WHAT YOU SHOULD DO => The exercise asks you to copy every line below in which "JSON" appears.
====== SOURCE RECORDS ======
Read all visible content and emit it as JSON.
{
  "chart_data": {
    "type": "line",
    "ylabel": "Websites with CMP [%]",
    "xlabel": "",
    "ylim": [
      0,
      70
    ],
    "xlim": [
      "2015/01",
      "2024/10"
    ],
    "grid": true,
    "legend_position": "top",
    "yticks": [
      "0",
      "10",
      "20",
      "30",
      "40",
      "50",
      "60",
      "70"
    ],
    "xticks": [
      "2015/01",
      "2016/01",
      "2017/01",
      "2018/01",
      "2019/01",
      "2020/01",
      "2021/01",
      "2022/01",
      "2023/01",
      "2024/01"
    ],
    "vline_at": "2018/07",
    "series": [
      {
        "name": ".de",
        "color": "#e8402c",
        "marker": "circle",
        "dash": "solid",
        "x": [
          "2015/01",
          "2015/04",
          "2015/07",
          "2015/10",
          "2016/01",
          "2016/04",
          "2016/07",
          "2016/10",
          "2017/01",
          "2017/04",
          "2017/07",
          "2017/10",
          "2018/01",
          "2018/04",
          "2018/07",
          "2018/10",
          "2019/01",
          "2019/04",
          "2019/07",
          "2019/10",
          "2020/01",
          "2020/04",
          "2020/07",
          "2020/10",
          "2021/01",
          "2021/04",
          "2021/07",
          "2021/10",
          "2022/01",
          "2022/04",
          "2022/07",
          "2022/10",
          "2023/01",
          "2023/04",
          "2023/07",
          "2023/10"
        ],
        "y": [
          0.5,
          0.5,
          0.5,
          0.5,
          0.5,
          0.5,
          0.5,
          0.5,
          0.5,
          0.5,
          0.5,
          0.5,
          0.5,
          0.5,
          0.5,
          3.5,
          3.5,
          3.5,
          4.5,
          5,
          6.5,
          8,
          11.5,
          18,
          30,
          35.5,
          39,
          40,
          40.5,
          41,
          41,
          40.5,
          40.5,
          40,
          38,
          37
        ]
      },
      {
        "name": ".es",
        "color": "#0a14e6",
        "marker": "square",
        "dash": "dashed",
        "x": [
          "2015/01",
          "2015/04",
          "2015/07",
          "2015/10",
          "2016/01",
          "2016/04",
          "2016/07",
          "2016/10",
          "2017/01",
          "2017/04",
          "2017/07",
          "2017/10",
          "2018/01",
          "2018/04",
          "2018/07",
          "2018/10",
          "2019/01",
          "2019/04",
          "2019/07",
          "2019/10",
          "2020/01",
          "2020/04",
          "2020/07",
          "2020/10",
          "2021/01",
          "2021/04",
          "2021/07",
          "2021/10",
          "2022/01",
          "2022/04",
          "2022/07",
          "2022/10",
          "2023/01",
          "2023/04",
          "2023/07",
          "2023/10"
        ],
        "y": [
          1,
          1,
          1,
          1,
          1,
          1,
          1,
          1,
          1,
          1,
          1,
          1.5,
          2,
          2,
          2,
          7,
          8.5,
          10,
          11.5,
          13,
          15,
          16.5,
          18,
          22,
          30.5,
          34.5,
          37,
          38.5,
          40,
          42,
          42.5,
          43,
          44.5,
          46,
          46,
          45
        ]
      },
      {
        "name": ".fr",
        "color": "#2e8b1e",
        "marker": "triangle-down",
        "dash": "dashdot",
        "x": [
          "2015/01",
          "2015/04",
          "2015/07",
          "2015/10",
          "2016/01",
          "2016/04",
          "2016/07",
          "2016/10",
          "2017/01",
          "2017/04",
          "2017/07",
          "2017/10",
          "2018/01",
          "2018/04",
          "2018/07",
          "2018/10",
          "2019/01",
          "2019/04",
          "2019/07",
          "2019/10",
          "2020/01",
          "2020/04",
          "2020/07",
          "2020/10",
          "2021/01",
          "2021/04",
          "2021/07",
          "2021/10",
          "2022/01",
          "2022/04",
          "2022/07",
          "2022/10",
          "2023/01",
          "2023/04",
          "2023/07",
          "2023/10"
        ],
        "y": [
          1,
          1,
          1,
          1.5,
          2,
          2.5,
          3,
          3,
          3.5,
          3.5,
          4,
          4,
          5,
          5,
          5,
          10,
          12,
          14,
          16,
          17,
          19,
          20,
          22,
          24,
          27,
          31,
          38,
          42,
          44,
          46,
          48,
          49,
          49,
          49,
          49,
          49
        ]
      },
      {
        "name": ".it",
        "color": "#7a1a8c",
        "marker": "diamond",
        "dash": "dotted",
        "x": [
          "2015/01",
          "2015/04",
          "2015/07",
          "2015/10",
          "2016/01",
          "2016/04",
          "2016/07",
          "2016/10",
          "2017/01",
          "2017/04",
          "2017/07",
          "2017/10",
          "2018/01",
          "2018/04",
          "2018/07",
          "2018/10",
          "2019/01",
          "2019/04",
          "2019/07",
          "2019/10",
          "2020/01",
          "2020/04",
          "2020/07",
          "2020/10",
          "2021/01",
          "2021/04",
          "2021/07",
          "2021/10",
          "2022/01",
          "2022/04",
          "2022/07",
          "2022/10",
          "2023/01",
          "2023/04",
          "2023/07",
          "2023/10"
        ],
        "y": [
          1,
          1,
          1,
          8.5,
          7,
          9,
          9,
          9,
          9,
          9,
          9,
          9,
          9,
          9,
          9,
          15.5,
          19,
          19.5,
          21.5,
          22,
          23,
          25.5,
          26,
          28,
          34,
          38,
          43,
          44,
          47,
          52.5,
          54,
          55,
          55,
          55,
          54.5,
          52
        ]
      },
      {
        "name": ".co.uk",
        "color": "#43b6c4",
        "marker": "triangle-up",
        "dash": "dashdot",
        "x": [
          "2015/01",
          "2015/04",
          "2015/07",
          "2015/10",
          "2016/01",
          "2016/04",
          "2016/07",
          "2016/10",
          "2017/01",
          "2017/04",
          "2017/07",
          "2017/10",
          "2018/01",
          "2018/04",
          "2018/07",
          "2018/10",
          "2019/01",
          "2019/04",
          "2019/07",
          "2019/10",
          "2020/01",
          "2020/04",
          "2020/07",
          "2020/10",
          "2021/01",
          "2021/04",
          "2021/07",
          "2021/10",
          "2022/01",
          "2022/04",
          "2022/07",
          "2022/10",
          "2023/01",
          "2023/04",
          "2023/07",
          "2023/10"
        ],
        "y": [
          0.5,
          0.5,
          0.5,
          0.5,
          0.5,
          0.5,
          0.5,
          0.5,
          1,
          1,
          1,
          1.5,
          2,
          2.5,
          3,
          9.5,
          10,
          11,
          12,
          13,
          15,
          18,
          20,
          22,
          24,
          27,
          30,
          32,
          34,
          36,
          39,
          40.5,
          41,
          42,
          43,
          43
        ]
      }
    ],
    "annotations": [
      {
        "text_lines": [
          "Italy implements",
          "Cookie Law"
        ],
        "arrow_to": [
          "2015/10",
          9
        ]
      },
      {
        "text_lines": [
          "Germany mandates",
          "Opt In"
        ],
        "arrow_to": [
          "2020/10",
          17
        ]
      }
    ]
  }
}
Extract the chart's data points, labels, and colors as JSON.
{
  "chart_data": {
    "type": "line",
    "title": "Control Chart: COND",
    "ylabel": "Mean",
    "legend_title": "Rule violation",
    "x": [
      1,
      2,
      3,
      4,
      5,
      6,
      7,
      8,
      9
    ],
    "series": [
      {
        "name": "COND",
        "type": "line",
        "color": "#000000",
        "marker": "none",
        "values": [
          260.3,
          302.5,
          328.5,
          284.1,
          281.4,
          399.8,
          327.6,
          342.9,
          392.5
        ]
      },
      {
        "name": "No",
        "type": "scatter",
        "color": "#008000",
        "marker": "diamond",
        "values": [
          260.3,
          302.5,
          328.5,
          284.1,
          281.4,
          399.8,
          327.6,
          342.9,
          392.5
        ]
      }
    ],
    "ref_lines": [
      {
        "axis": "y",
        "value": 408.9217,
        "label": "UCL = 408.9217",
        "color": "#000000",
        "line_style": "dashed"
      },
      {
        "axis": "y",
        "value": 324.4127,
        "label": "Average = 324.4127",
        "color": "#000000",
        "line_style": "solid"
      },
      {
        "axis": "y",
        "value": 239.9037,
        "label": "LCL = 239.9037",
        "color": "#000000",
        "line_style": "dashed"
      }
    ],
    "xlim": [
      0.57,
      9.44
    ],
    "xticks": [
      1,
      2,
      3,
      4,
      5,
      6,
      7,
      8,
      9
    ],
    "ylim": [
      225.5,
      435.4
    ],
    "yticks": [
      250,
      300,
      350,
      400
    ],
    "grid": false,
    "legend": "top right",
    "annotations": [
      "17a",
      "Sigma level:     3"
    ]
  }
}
======
RESULT OF THE TASK =>
Read all visible content and emit it as JSON.
Extract the chart's data points, labels, and colors as JSON.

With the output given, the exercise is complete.